→ **TASK DETAILS**: Within the material below, find each line bearing the word "Serfaus" and present it.

→ **EXTRACTED DATA**:
++++++
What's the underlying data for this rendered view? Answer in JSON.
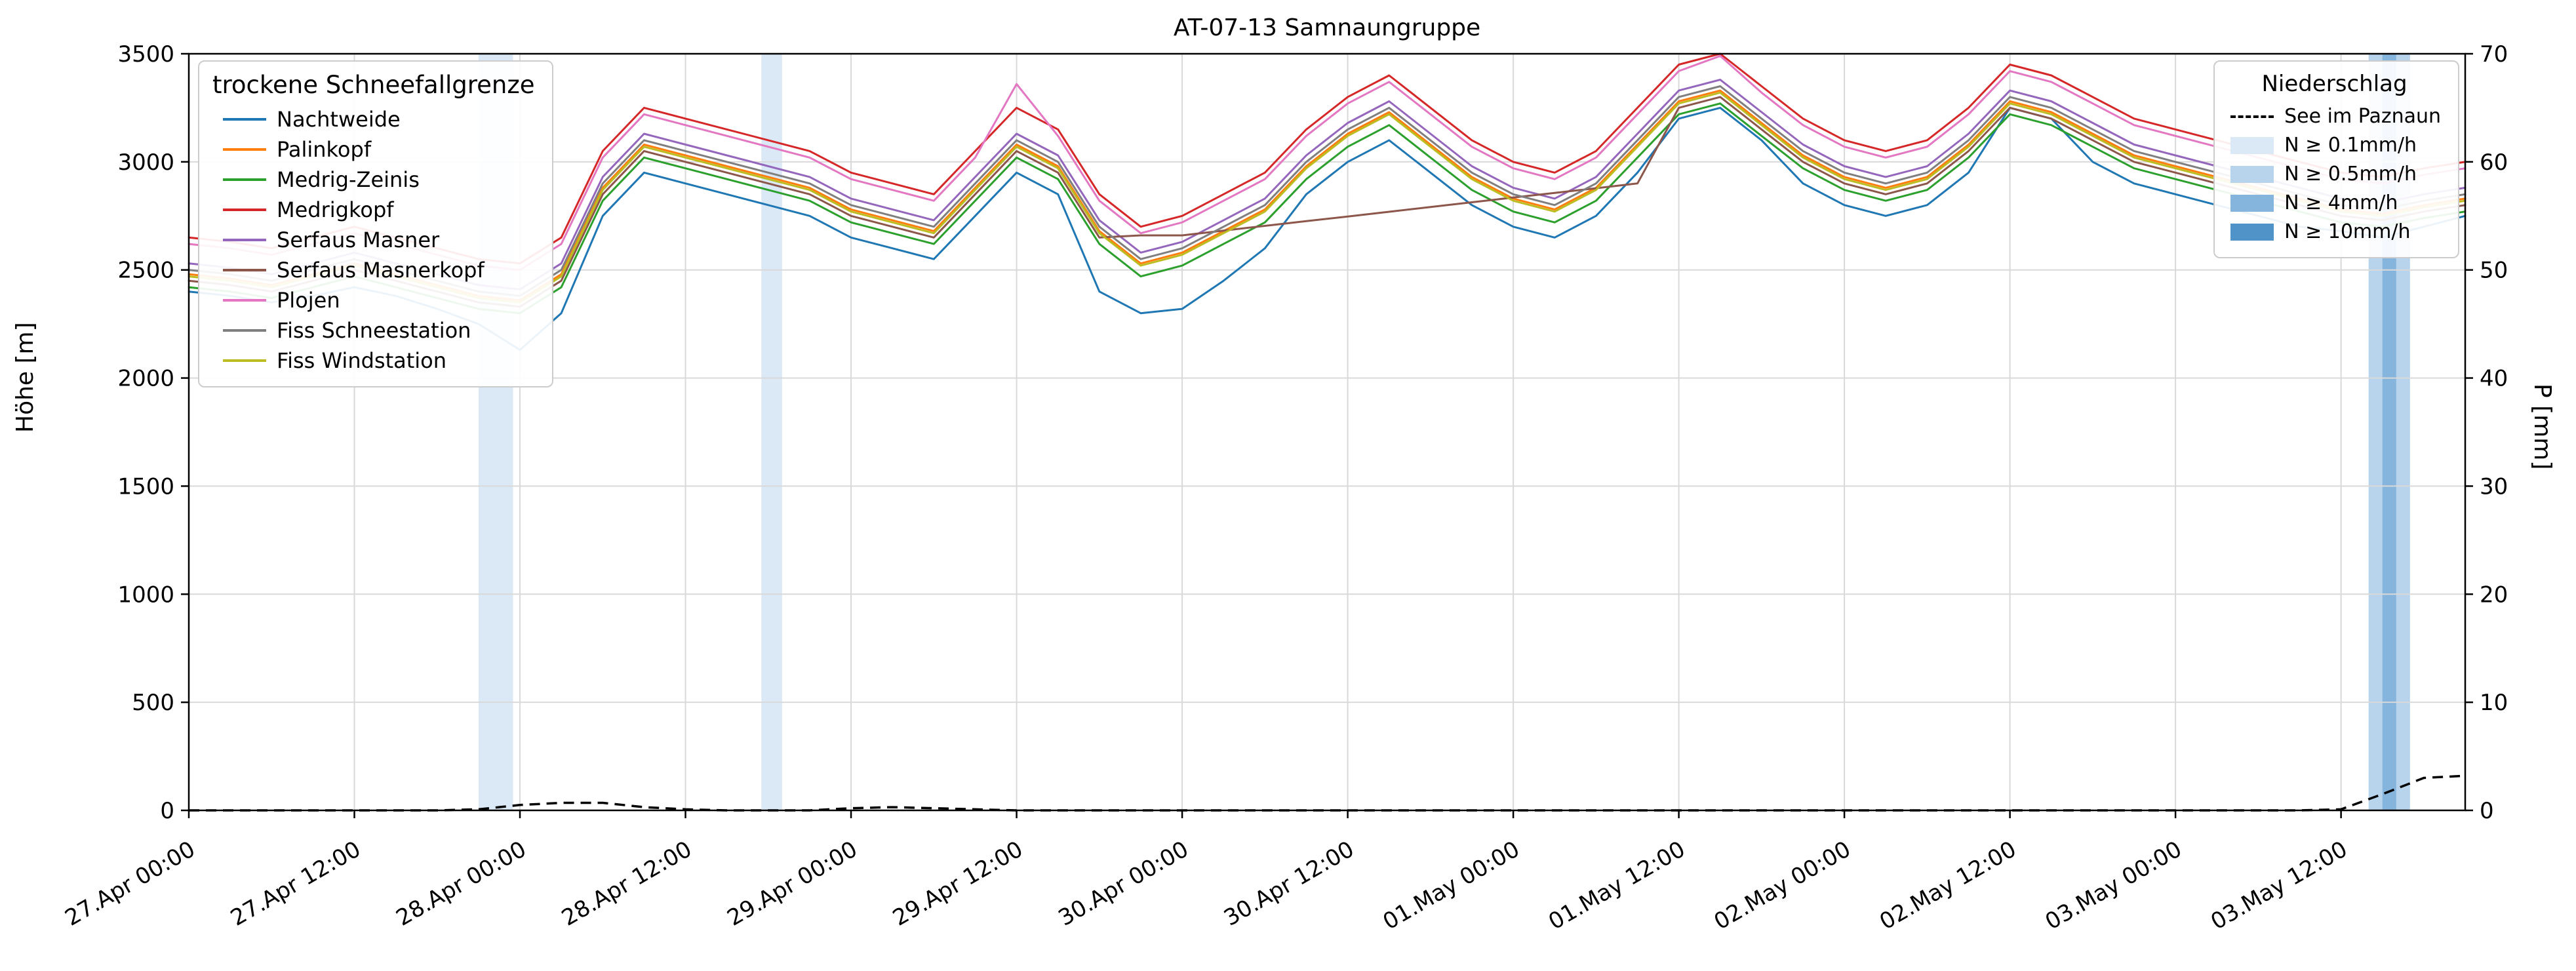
{
  "chart_data": {
    "type": "line",
    "title": "AT-07-13 Samnaungruppe",
    "ylabel_left": "Höhe [m]",
    "ylabel_right": "P [mm]",
    "ylim_left": [
      0,
      3500
    ],
    "yticks_left": [
      0,
      500,
      1000,
      1500,
      2000,
      2500,
      3000,
      3500
    ],
    "ylim_right": [
      0,
      70
    ],
    "yticks_right": [
      0,
      10,
      20,
      30,
      40,
      50,
      60,
      70
    ],
    "xlim": [
      0,
      165
    ],
    "grid": true,
    "legend_left_title": "trockene Schneefallgrenze",
    "x_hours": [
      0,
      3,
      6,
      9,
      12,
      15,
      18,
      21,
      24,
      27,
      30,
      33,
      36,
      39,
      42,
      45,
      48,
      51,
      54,
      57,
      60,
      63,
      66,
      69,
      72,
      75,
      78,
      81,
      84,
      87,
      90,
      93,
      96,
      99,
      102,
      105,
      108,
      111,
      114,
      117,
      120,
      123,
      126,
      129,
      132,
      135,
      138,
      141,
      144,
      147,
      150,
      153,
      156,
      159,
      162,
      165
    ],
    "xticks": [
      {
        "hour": 0,
        "label": "27.Apr 00:00"
      },
      {
        "hour": 12,
        "label": "27.Apr 12:00"
      },
      {
        "hour": 24,
        "label": "28.Apr 00:00"
      },
      {
        "hour": 36,
        "label": "28.Apr 12:00"
      },
      {
        "hour": 48,
        "label": "29.Apr 00:00"
      },
      {
        "hour": 60,
        "label": "29.Apr 12:00"
      },
      {
        "hour": 72,
        "label": "30.Apr 00:00"
      },
      {
        "hour": 84,
        "label": "30.Apr 12:00"
      },
      {
        "hour": 96,
        "label": "01.May 00:00"
      },
      {
        "hour": 108,
        "label": "01.May 12:00"
      },
      {
        "hour": 120,
        "label": "02.May 00:00"
      },
      {
        "hour": 132,
        "label": "02.May 12:00"
      },
      {
        "hour": 144,
        "label": "03.May 00:00"
      },
      {
        "hour": 156,
        "label": "03.May 12:00"
      }
    ],
    "series": [
      {
        "name": "Nachtweide",
        "color": "#1f77b4",
        "values": [
          2400,
          2380,
          2350,
          2380,
          2420,
          2380,
          2320,
          2250,
          2130,
          2300,
          2750,
          2950,
          2900,
          2850,
          2800,
          2750,
          2650,
          2600,
          2550,
          2750,
          2950,
          2850,
          2400,
          2300,
          2320,
          2450,
          2600,
          2850,
          3000,
          3100,
          2950,
          2800,
          2700,
          2650,
          2750,
          2950,
          3200,
          3250,
          3100,
          2900,
          2800,
          2750,
          2800,
          2950,
          3250,
          3200,
          3000,
          2900,
          2850,
          2800,
          2750,
          2700,
          2680,
          2650,
          2700,
          2750
        ]
      },
      {
        "name": "Palinkopf",
        "color": "#ff7f0e",
        "values": [
          2480,
          2460,
          2430,
          2480,
          2530,
          2480,
          2430,
          2380,
          2360,
          2480,
          2880,
          3080,
          3030,
          2980,
          2930,
          2880,
          2780,
          2730,
          2680,
          2880,
          3080,
          2980,
          2680,
          2530,
          2580,
          2680,
          2780,
          2980,
          3130,
          3230,
          3080,
          2930,
          2830,
          2780,
          2880,
          3080,
          3280,
          3330,
          3180,
          3030,
          2930,
          2880,
          2930,
          3080,
          3280,
          3230,
          3130,
          3030,
          2980,
          2930,
          2880,
          2830,
          2780,
          2760,
          2800,
          2830
        ]
      },
      {
        "name": "Medrig-Zeinis",
        "color": "#2ca02c",
        "values": [
          2420,
          2400,
          2370,
          2420,
          2470,
          2420,
          2370,
          2320,
          2300,
          2420,
          2820,
          3020,
          2970,
          2920,
          2870,
          2820,
          2720,
          2670,
          2620,
          2820,
          3020,
          2920,
          2620,
          2470,
          2520,
          2620,
          2720,
          2920,
          3070,
          3170,
          3020,
          2870,
          2770,
          2720,
          2820,
          3020,
          3220,
          3270,
          3120,
          2970,
          2870,
          2820,
          2870,
          3020,
          3220,
          3170,
          3070,
          2970,
          2920,
          2870,
          2820,
          2770,
          2720,
          2700,
          2740,
          2770
        ]
      },
      {
        "name": "Medrigkopf",
        "color": "#d62728",
        "values": [
          2650,
          2630,
          2600,
          2650,
          2700,
          2650,
          2600,
          2550,
          2530,
          2650,
          3050,
          3250,
          3200,
          3150,
          3100,
          3050,
          2950,
          2900,
          2850,
          3050,
          3250,
          3150,
          2850,
          2700,
          2750,
          2850,
          2950,
          3150,
          3300,
          3400,
          3250,
          3100,
          3000,
          2950,
          3050,
          3250,
          3450,
          3500,
          3350,
          3200,
          3100,
          3050,
          3100,
          3250,
          3450,
          3400,
          3300,
          3200,
          3150,
          3100,
          3050,
          3000,
          2950,
          2930,
          2970,
          3000
        ]
      },
      {
        "name": "Serfaus Masner",
        "color": "#9467bd",
        "values": [
          2530,
          2510,
          2480,
          2530,
          2580,
          2530,
          2480,
          2430,
          2410,
          2530,
          2930,
          3130,
          3080,
          3030,
          2980,
          2930,
          2830,
          2780,
          2730,
          2930,
          3130,
          3030,
          2730,
          2580,
          2630,
          2730,
          2830,
          3030,
          3180,
          3280,
          3130,
          2980,
          2880,
          2830,
          2930,
          3130,
          3330,
          3380,
          3230,
          3080,
          2980,
          2930,
          2980,
          3130,
          3330,
          3280,
          3180,
          3080,
          3030,
          2980,
          2930,
          2880,
          2830,
          2810,
          2850,
          2880
        ]
      },
      {
        "name": "Serfaus Masnerkopf",
        "color": "#8c564b",
        "values": [
          2450,
          2430,
          2400,
          2450,
          2500,
          2450,
          2400,
          2350,
          2330,
          2450,
          2850,
          3050,
          3000,
          2950,
          2900,
          2850,
          2750,
          2700,
          2650,
          2850,
          3050,
          2950,
          2650,
          2660,
          2660,
          2682,
          2704,
          2726,
          2747,
          2769,
          2791,
          2813,
          2835,
          2856,
          2878,
          2900,
          3250,
          3300,
          3150,
          3000,
          2900,
          2850,
          2900,
          3050,
          3250,
          3200,
          3100,
          3000,
          2950,
          2900,
          2850,
          2800,
          2750,
          2730,
          2770,
          2800
        ]
      },
      {
        "name": "Plojen",
        "color": "#e377c2",
        "values": [
          2620,
          2600,
          2570,
          2620,
          2670,
          2620,
          2570,
          2520,
          2500,
          2620,
          3020,
          3220,
          3170,
          3120,
          3070,
          3020,
          2920,
          2870,
          2820,
          3020,
          3360,
          3120,
          2820,
          2670,
          2720,
          2820,
          2920,
          3120,
          3270,
          3370,
          3220,
          3070,
          2970,
          2920,
          3020,
          3220,
          3420,
          3490,
          3320,
          3170,
          3070,
          3020,
          3070,
          3220,
          3420,
          3370,
          3270,
          3170,
          3120,
          3070,
          3020,
          2970,
          2920,
          2900,
          2940,
          2970
        ]
      },
      {
        "name": "Fiss Schneestation",
        "color": "#7f7f7f",
        "values": [
          2500,
          2480,
          2450,
          2500,
          2550,
          2500,
          2450,
          2400,
          2380,
          2500,
          2900,
          3100,
          3050,
          3000,
          2950,
          2900,
          2800,
          2750,
          2700,
          2900,
          3100,
          3000,
          2700,
          2550,
          2600,
          2700,
          2800,
          3000,
          3150,
          3250,
          3100,
          2950,
          2850,
          2800,
          2900,
          3100,
          3300,
          3350,
          3200,
          3050,
          2950,
          2900,
          2950,
          3100,
          3300,
          3250,
          3150,
          3050,
          3000,
          2950,
          2900,
          2850,
          2800,
          2780,
          2820,
          2850
        ]
      },
      {
        "name": "Fiss Windstation",
        "color": "#bcbd22",
        "values": [
          2470,
          2450,
          2420,
          2470,
          2520,
          2470,
          2420,
          2370,
          2350,
          2470,
          2870,
          3070,
          3020,
          2970,
          2920,
          2870,
          2770,
          2720,
          2670,
          2870,
          3070,
          2970,
          2670,
          2520,
          2570,
          2670,
          2770,
          2970,
          3120,
          3220,
          3070,
          2920,
          2820,
          2770,
          2870,
          3070,
          3270,
          3320,
          3170,
          3020,
          2920,
          2870,
          2920,
          3070,
          3270,
          3220,
          3120,
          3020,
          2970,
          2920,
          2870,
          2820,
          2770,
          2750,
          2790,
          2820
        ]
      }
    ],
    "precip": {
      "legend_title": "Niederschlag",
      "line_name": "See im Paznaun",
      "line_color": "#000000",
      "values_mm": [
        0,
        0,
        0,
        0,
        0,
        0,
        0,
        0.1,
        0.5,
        0.7,
        0.7,
        0.3,
        0.1,
        0,
        0,
        0,
        0.2,
        0.3,
        0.2,
        0.1,
        0,
        0,
        0,
        0,
        0,
        0,
        0,
        0,
        0,
        0,
        0,
        0,
        0,
        0,
        0,
        0,
        0,
        0,
        0,
        0,
        0,
        0,
        0,
        0,
        0,
        0,
        0,
        0,
        0,
        0,
        0,
        0,
        0.1,
        1.5,
        3,
        3.2
      ],
      "band_levels": [
        {
          "label": "N ≥ 0.1mm/h",
          "color": "#dbe9f6"
        },
        {
          "label": "N ≥ 0.5mm/h",
          "color": "#b8d4ec"
        },
        {
          "label": "N ≥ 4mm/h",
          "color": "#85b5dc"
        },
        {
          "label": "N ≥ 10mm/h",
          "color": "#4f93c8"
        }
      ],
      "bands": [
        {
          "start_hour": 21,
          "end_hour": 23.5,
          "level_index": 0
        },
        {
          "start_hour": 41.5,
          "end_hour": 43,
          "level_index": 0
        },
        {
          "start_hour": 158,
          "end_hour": 161,
          "level_index": 1
        },
        {
          "start_hour": 159,
          "end_hour": 160,
          "level_index": 2
        }
      ]
    }
  }
}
++++++
→ **CORRECT ANSWER**:
        "name": "Serfaus Masner",
        "name": "Serfaus Masnerkopf",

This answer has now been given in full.